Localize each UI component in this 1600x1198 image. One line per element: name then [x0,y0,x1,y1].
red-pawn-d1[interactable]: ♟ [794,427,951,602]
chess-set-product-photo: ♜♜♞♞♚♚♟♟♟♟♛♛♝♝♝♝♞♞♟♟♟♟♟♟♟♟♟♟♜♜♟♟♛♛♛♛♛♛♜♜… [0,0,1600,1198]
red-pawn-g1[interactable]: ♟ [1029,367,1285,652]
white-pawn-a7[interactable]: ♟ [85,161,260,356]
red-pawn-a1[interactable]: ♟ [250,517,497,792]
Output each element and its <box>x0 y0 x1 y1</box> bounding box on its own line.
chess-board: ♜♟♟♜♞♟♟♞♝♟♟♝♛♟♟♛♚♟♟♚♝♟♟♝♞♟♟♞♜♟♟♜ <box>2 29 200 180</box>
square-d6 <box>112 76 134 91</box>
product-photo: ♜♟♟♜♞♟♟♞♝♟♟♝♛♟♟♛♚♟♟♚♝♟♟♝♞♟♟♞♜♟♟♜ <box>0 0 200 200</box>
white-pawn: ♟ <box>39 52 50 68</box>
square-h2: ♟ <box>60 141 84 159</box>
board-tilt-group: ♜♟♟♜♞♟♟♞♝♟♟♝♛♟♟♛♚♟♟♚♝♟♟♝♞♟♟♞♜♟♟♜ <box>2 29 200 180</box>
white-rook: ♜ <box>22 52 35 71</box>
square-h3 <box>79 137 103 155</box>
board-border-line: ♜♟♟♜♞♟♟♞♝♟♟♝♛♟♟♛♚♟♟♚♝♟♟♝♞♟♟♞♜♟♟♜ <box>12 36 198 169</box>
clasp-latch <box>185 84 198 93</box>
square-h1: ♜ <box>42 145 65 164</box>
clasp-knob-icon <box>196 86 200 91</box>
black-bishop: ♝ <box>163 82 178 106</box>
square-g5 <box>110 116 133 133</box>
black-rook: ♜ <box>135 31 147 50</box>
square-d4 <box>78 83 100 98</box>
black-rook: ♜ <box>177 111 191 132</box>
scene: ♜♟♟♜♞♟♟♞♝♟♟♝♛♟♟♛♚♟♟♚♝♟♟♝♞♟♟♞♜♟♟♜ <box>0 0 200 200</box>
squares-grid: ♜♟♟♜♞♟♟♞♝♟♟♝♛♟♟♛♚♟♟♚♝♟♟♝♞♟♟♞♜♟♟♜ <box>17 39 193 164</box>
□ □ □
Pull out each line in the rows above that contains the string "white".

- _EXERCISE ANSWER_:
white-pawn-a7[interactable]: ♟ [85,161,260,356]
white-pawn: ♟ <box>39 52 50 68</box>
white-rook: ♜ <box>22 52 35 71</box>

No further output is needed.